*TASK INSTRUCTIONS:*
With the pictures left out, copy the listing below exactly.

*ROWS:*
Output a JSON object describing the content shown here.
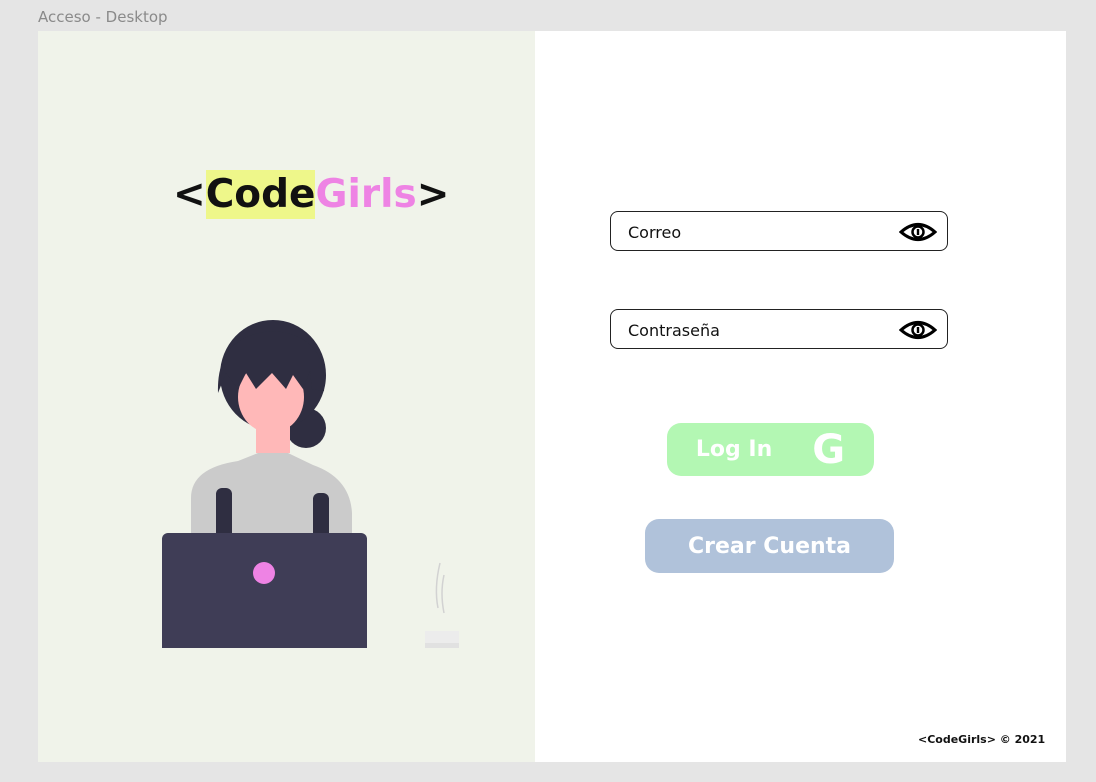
{
  "frame_label": "Acceso - Desktop",
  "logo": {
    "open": "<",
    "code": "Code",
    "girls": "Girls",
    "close": ">"
  },
  "form": {
    "email_placeholder": "Correo",
    "password_placeholder": "Contraseña"
  },
  "buttons": {
    "login_label": "Log In",
    "google_label": "G",
    "create_label": "Crear Cuenta"
  },
  "footer": "<CodeGirls> © 2021",
  "icons": {
    "field_icon": "eye-icon"
  },
  "colors": {
    "left_panel": "#f0f3ea",
    "logo_highlight": "#eef78a",
    "logo_pink": "#ee83e4",
    "login_button": "#b3f7b3",
    "create_button": "#b0c2da",
    "laptop": "#3f3d56"
  }
}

*EXERCISE RESULT:*
Output a JSON object describing the content shown here.
{
  "frame_label": "Acceso - Desktop",
  "logo": {
    "open": "<",
    "code": "Code",
    "girls": "Girls",
    "close": ">"
  },
  "form": {
    "email_placeholder": "Correo",
    "password_placeholder": "Contraseña"
  },
  "buttons": {
    "login_label": "Log In",
    "google_label": "G",
    "create_label": "Crear Cuenta"
  },
  "footer": "<CodeGirls> © 2021",
  "icons": {
    "field_icon": "eye-icon"
  },
  "colors": {
    "left_panel": "#f0f3ea",
    "logo_highlight": "#eef78a",
    "logo_pink": "#ee83e4",
    "login_button": "#b3f7b3",
    "create_button": "#b0c2da",
    "laptop": "#3f3d56"
  }
}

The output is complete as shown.